▸ **Direction**:
Which lines hold the word "JSON"? Copy each of them from the material.

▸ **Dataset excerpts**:
--*--

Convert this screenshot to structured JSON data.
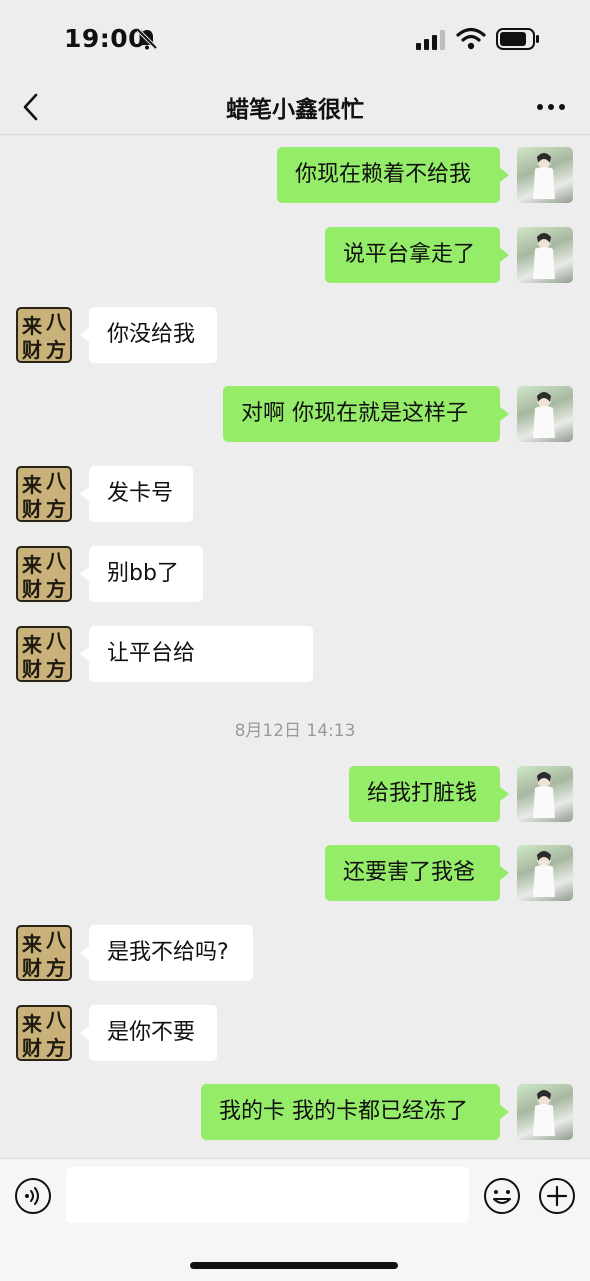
{
  "status_bar": {
    "time": "19:00"
  },
  "header": {
    "title": "蜡笔小鑫很忙"
  },
  "messages": [
    {
      "side": "right",
      "text": "你现在赖着不给我"
    },
    {
      "side": "right",
      "text": "说平台拿走了"
    },
    {
      "side": "left",
      "text": "你没给我"
    },
    {
      "side": "right",
      "text": "对啊 你现在就是这样子"
    },
    {
      "side": "left",
      "text": "发卡号"
    },
    {
      "side": "left",
      "text": "别bb了"
    },
    {
      "side": "left",
      "text": "让平台给"
    },
    {
      "side": "right",
      "text": "给我打脏钱"
    },
    {
      "side": "right",
      "text": "还要害了我爸"
    },
    {
      "side": "left",
      "text": "是我不给吗?"
    },
    {
      "side": "left",
      "text": "是你不要"
    },
    {
      "side": "right",
      "text": "我的卡 我的卡都已经冻了"
    }
  ],
  "timestamp": "8月12日 14:13",
  "contact_avatar_text": [
    "来",
    "八",
    "财",
    "方"
  ],
  "input": {
    "value": "",
    "placeholder": ""
  },
  "colors": {
    "right_bubble": "#95ec69",
    "left_bubble": "#ffffff",
    "background": "#ededed"
  },
  "icons": [
    "mute-icon",
    "signal-icon",
    "wifi-icon",
    "battery-icon",
    "back-icon",
    "more-icon",
    "voice-icon",
    "emoji-icon",
    "plus-icon"
  ]
}
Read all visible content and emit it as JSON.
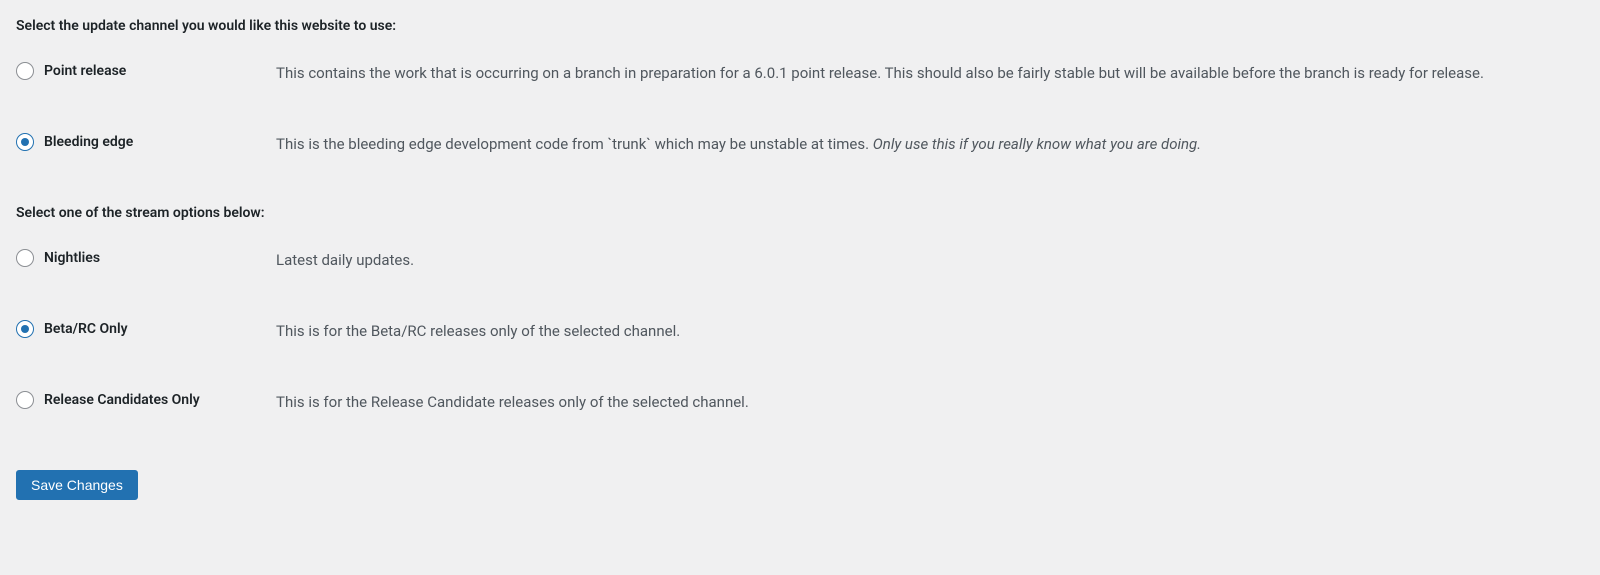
{
  "headings": {
    "channel": "Select the update channel you would like this website to use:",
    "stream": "Select one of the stream options below:"
  },
  "channel": {
    "point_release": {
      "label": "Point release",
      "description": "This contains the work that is occurring on a branch in preparation for a 6.0.1 point release. This should also be fairly stable but will be available before the branch is ready for release.",
      "selected": false
    },
    "bleeding_edge": {
      "label": "Bleeding edge",
      "desc_prefix": "This is the bleeding edge development code from `trunk` which may be unstable at times. ",
      "desc_italic": "Only use this if you really know what you are doing.",
      "selected": true
    }
  },
  "stream": {
    "nightlies": {
      "label": "Nightlies",
      "description": "Latest daily updates.",
      "selected": false
    },
    "beta_rc": {
      "label": "Beta/RC Only",
      "description": "This is for the Beta/RC releases only of the selected channel.",
      "selected": true
    },
    "rc_only": {
      "label": "Release Candidates Only",
      "description": "This is for the Release Candidate releases only of the selected channel.",
      "selected": false
    }
  },
  "buttons": {
    "save": "Save Changes"
  }
}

--*--

▸ **Answer to the problem**:
Convert this screenshot to structured JSON data.
Read all visible content and emit it as JSON.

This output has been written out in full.